Records from a collection
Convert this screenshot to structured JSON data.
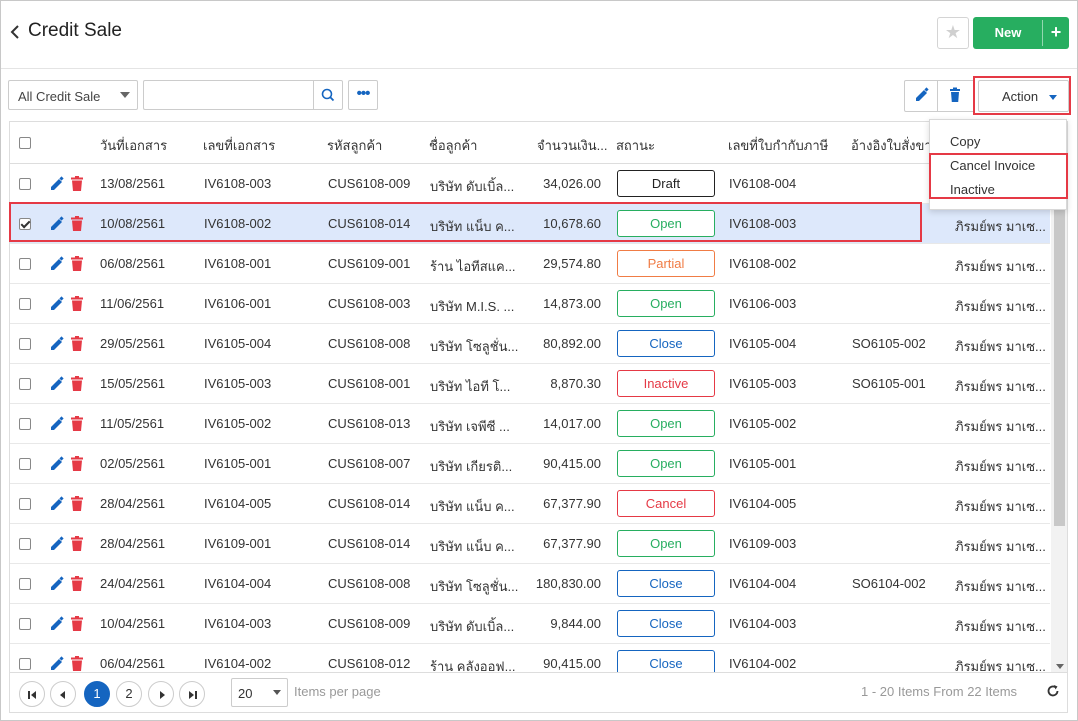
{
  "header": {
    "title": "Credit Sale",
    "back_icon": "chevron-left-icon",
    "star_icon": "star-icon",
    "new_label": "New",
    "new_plus": "+"
  },
  "toolbar": {
    "filter_value": "All Credit Sale",
    "search_value": "",
    "search_placeholder": "",
    "more_label": "•••",
    "action_label": "Action"
  },
  "action_menu": [
    "Copy",
    "Cancel Invoice",
    "Inactive"
  ],
  "columns": [
    "วันที่เอกสาร",
    "เลขที่เอกสาร",
    "รหัสลูกค้า",
    "ชื่อลูกค้า",
    "จำนวนเงิน...",
    "สถานะ",
    "เลขที่ใบกำกับภาษี",
    "อ้างอิงใบสั่งขาย"
  ],
  "rows": [
    {
      "checked": false,
      "date": "13/08/2561",
      "doc_no": "IV6108-003",
      "cust_code": "CUS6108-009",
      "cust_name": "บริษัท ดับเบิ้ล...",
      "amount": "34,026.00",
      "status": "Draft",
      "tax_no": "IV6108-004",
      "so_ref": "",
      "owner": ""
    },
    {
      "checked": true,
      "date": "10/08/2561",
      "doc_no": "IV6108-002",
      "cust_code": "CUS6108-014",
      "cust_name": "บริษัท แน็บ ค...",
      "amount": "10,678.60",
      "status": "Open",
      "tax_no": "IV6108-003",
      "so_ref": "",
      "owner": "ภิรมย์พร มาเซ..."
    },
    {
      "checked": false,
      "date": "06/08/2561",
      "doc_no": "IV6108-001",
      "cust_code": "CUS6109-001",
      "cust_name": "ร้าน ไอทีสแค...",
      "amount": "29,574.80",
      "status": "Partial",
      "tax_no": "IV6108-002",
      "so_ref": "",
      "owner": "ภิรมย์พร มาเซ..."
    },
    {
      "checked": false,
      "date": "11/06/2561",
      "doc_no": "IV6106-001",
      "cust_code": "CUS6108-003",
      "cust_name": "บริษัท M.I.S. ...",
      "amount": "14,873.00",
      "status": "Open",
      "tax_no": "IV6106-003",
      "so_ref": "",
      "owner": "ภิรมย์พร มาเซ..."
    },
    {
      "checked": false,
      "date": "29/05/2561",
      "doc_no": "IV6105-004",
      "cust_code": "CUS6108-008",
      "cust_name": "บริษัท โซลูชั่น...",
      "amount": "80,892.00",
      "status": "Close",
      "tax_no": "IV6105-004",
      "so_ref": "SO6105-002",
      "owner": "ภิรมย์พร มาเซ..."
    },
    {
      "checked": false,
      "date": "15/05/2561",
      "doc_no": "IV6105-003",
      "cust_code": "CUS6108-001",
      "cust_name": "บริษัท ไอที โ...",
      "amount": "8,870.30",
      "status": "Inactive",
      "tax_no": "IV6105-003",
      "so_ref": "SO6105-001",
      "owner": "ภิรมย์พร มาเซ..."
    },
    {
      "checked": false,
      "date": "11/05/2561",
      "doc_no": "IV6105-002",
      "cust_code": "CUS6108-013",
      "cust_name": "บริษัท เจพีซี ...",
      "amount": "14,017.00",
      "status": "Open",
      "tax_no": "IV6105-002",
      "so_ref": "",
      "owner": "ภิรมย์พร มาเซ..."
    },
    {
      "checked": false,
      "date": "02/05/2561",
      "doc_no": "IV6105-001",
      "cust_code": "CUS6108-007",
      "cust_name": "บริษัท เกียรติ...",
      "amount": "90,415.00",
      "status": "Open",
      "tax_no": "IV6105-001",
      "so_ref": "",
      "owner": "ภิรมย์พร มาเซ..."
    },
    {
      "checked": false,
      "date": "28/04/2561",
      "doc_no": "IV6104-005",
      "cust_code": "CUS6108-014",
      "cust_name": "บริษัท แน็บ ค...",
      "amount": "67,377.90",
      "status": "Cancel",
      "tax_no": "IV6104-005",
      "so_ref": "",
      "owner": "ภิรมย์พร มาเซ..."
    },
    {
      "checked": false,
      "date": "28/04/2561",
      "doc_no": "IV6109-001",
      "cust_code": "CUS6108-014",
      "cust_name": "บริษัท แน็บ ค...",
      "amount": "67,377.90",
      "status": "Open",
      "tax_no": "IV6109-003",
      "so_ref": "",
      "owner": "ภิรมย์พร มาเซ..."
    },
    {
      "checked": false,
      "date": "24/04/2561",
      "doc_no": "IV6104-004",
      "cust_code": "CUS6108-008",
      "cust_name": "บริษัท โซลูชั่น...",
      "amount": "180,830.00",
      "status": "Close",
      "tax_no": "IV6104-004",
      "so_ref": "SO6104-002",
      "owner": "ภิรมย์พร มาเซ..."
    },
    {
      "checked": false,
      "date": "10/04/2561",
      "doc_no": "IV6104-003",
      "cust_code": "CUS6108-009",
      "cust_name": "บริษัท ดับเบิ้ล...",
      "amount": "9,844.00",
      "status": "Close",
      "tax_no": "IV6104-003",
      "so_ref": "",
      "owner": "ภิรมย์พร มาเซ..."
    },
    {
      "checked": false,
      "date": "06/04/2561",
      "doc_no": "IV6104-002",
      "cust_code": "CUS6108-012",
      "cust_name": "ร้าน คลังออฟ...",
      "amount": "90,415.00",
      "status": "Close",
      "tax_no": "IV6104-002",
      "so_ref": "",
      "owner": "ภิรมย์พร มาเซ..."
    }
  ],
  "status_colors": {
    "Draft": "#222222",
    "Open": "#27ae60",
    "Partial": "#f07c45",
    "Close": "#1565c0",
    "Inactive": "#e53945",
    "Cancel": "#e53945"
  },
  "pager": {
    "pages": [
      "1",
      "2"
    ],
    "current_page": "1",
    "page_size": "20",
    "items_per_page_label": "Items per page",
    "info": "1 - 20 Items From 22 Items",
    "refresh_icon": "refresh-icon"
  },
  "colors": {
    "accent": "#1565c0",
    "new_button": "#27ae60",
    "delete_icon": "#e53945",
    "highlight": "#e53945",
    "selected_row": "#dde8fb"
  }
}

GIVEN TASK: Select and copy every line of the material that holds the string "Items".

COMPLETE OUTPUT:
    "items_per_page_label": "Items per page",
    "info": "1 - 20 Items From 22 Items",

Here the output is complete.